## GOAL OF THE EXERCISE:
Filter the records below and copy every line containing the word "name".
━━━━━━━━━━━━━━━━
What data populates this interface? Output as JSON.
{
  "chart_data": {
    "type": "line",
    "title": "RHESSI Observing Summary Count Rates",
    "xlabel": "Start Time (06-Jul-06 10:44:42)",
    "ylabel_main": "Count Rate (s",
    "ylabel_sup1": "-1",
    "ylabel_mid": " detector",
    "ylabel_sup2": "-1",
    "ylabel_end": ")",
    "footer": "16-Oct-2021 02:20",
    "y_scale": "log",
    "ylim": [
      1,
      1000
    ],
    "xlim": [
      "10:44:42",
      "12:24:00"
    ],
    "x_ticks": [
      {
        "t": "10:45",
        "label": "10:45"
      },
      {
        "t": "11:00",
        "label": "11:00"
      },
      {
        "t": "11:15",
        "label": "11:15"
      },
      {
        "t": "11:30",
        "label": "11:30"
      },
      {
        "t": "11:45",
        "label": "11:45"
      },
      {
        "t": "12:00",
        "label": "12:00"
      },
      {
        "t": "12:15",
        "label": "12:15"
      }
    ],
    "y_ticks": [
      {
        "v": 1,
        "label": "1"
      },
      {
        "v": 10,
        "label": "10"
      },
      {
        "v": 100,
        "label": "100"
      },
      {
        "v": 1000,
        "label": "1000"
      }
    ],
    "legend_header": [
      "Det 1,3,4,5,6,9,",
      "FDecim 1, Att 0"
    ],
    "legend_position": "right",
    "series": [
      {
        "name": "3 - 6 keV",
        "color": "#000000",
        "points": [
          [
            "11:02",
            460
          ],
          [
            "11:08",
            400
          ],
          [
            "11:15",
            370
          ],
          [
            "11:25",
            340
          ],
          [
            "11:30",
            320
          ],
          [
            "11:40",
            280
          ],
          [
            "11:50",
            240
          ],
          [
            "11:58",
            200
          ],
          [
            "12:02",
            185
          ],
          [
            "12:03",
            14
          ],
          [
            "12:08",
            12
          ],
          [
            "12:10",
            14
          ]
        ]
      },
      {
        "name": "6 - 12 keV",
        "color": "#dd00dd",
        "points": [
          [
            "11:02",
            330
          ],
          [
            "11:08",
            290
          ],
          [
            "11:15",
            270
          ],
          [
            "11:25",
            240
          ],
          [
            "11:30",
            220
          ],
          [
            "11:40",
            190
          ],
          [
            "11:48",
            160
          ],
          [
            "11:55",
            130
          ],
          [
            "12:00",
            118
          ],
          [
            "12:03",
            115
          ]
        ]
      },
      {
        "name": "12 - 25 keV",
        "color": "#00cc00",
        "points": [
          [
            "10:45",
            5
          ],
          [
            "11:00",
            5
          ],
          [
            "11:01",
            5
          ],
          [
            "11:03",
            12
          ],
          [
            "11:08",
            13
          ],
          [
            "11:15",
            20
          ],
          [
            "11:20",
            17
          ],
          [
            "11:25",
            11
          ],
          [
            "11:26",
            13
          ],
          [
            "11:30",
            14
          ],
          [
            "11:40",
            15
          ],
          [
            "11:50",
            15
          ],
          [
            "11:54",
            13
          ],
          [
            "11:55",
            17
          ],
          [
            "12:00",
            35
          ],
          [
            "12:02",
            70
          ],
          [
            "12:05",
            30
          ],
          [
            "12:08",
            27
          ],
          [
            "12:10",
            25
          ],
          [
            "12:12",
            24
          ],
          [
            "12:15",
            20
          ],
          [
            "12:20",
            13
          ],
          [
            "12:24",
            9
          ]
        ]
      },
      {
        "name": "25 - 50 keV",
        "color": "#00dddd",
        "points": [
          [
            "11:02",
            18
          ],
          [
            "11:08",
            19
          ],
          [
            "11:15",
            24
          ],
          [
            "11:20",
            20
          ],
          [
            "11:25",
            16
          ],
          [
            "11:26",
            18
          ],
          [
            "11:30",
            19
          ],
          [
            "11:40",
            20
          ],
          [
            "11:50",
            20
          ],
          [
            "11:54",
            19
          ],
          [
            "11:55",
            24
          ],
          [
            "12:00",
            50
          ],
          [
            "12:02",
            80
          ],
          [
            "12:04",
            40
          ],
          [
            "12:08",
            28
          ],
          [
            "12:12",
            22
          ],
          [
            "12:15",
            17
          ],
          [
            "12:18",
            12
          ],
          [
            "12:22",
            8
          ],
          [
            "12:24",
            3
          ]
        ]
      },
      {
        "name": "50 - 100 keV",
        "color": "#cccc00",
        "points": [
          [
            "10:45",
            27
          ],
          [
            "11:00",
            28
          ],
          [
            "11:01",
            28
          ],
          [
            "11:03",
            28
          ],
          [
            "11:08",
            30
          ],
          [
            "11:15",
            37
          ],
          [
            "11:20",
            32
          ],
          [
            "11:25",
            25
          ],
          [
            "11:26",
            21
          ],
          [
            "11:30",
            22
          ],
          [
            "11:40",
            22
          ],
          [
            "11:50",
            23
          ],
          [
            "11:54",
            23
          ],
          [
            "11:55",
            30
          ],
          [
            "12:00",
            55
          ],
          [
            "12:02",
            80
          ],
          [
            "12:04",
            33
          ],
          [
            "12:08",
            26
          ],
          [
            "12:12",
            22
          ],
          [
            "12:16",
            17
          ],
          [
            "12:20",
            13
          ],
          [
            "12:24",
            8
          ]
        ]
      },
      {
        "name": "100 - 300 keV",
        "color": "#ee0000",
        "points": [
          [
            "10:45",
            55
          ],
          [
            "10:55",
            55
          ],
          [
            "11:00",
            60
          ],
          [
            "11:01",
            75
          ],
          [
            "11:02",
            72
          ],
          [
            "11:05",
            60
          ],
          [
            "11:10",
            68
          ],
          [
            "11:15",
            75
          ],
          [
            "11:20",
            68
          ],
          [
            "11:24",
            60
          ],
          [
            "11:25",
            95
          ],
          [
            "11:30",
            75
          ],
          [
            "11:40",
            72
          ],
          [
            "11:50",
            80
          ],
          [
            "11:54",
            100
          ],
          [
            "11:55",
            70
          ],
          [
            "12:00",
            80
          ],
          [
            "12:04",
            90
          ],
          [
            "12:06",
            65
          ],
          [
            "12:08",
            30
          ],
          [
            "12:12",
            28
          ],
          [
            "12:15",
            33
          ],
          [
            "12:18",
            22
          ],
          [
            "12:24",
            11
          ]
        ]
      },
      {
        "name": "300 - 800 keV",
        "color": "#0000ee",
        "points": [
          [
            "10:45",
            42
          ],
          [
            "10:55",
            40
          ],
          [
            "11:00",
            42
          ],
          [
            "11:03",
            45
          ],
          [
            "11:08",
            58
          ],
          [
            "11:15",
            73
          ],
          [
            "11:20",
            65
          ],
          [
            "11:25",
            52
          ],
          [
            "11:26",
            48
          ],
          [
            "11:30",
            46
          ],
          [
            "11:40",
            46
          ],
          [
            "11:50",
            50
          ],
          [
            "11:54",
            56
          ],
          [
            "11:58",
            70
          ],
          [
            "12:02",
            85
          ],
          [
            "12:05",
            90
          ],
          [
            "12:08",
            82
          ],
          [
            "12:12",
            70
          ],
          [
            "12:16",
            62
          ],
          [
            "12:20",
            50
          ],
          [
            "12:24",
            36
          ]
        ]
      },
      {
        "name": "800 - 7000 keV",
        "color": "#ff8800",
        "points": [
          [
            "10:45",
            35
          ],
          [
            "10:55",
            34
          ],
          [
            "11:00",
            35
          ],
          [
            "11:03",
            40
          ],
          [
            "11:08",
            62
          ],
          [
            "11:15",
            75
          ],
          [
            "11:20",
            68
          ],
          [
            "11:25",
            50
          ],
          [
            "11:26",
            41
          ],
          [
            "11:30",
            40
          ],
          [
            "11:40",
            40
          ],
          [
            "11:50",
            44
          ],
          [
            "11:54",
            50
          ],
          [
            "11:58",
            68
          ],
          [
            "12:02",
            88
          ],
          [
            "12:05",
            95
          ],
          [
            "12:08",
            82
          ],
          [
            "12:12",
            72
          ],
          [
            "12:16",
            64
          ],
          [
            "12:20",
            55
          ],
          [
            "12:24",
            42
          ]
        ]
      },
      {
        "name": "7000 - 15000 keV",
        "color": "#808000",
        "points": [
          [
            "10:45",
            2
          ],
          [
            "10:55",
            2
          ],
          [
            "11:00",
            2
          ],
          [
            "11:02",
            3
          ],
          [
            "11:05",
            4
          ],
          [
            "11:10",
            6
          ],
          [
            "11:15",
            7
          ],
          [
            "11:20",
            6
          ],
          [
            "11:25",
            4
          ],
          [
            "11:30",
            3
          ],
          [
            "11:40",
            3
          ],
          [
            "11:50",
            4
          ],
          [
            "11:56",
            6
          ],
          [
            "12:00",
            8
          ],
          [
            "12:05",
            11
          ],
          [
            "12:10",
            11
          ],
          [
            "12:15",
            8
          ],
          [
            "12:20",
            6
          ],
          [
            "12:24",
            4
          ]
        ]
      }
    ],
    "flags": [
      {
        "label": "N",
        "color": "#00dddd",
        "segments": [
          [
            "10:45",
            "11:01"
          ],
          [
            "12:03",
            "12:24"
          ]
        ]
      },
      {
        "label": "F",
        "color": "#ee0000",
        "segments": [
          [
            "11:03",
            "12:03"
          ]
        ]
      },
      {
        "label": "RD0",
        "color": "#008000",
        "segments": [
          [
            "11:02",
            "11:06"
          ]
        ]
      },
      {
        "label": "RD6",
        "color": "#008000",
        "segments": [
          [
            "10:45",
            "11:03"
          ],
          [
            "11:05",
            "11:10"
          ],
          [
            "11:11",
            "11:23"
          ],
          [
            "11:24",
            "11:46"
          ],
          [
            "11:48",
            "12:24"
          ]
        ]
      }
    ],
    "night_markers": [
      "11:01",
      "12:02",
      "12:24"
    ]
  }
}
━━━━━━━━━━━━━━━━
## OUTPUT FOR THIS TASK:
        "name": "3 - 6 keV",
        "name": "6 - 12 keV",
        "name": "12 - 25 keV",
        "name": "25 - 50 keV",
        "name": "50 - 100 keV",
        "name": "100 - 300 keV",
        "name": "300 - 800 keV",
        "name": "800 - 7000 keV",
        "name": "7000 - 15000 keV",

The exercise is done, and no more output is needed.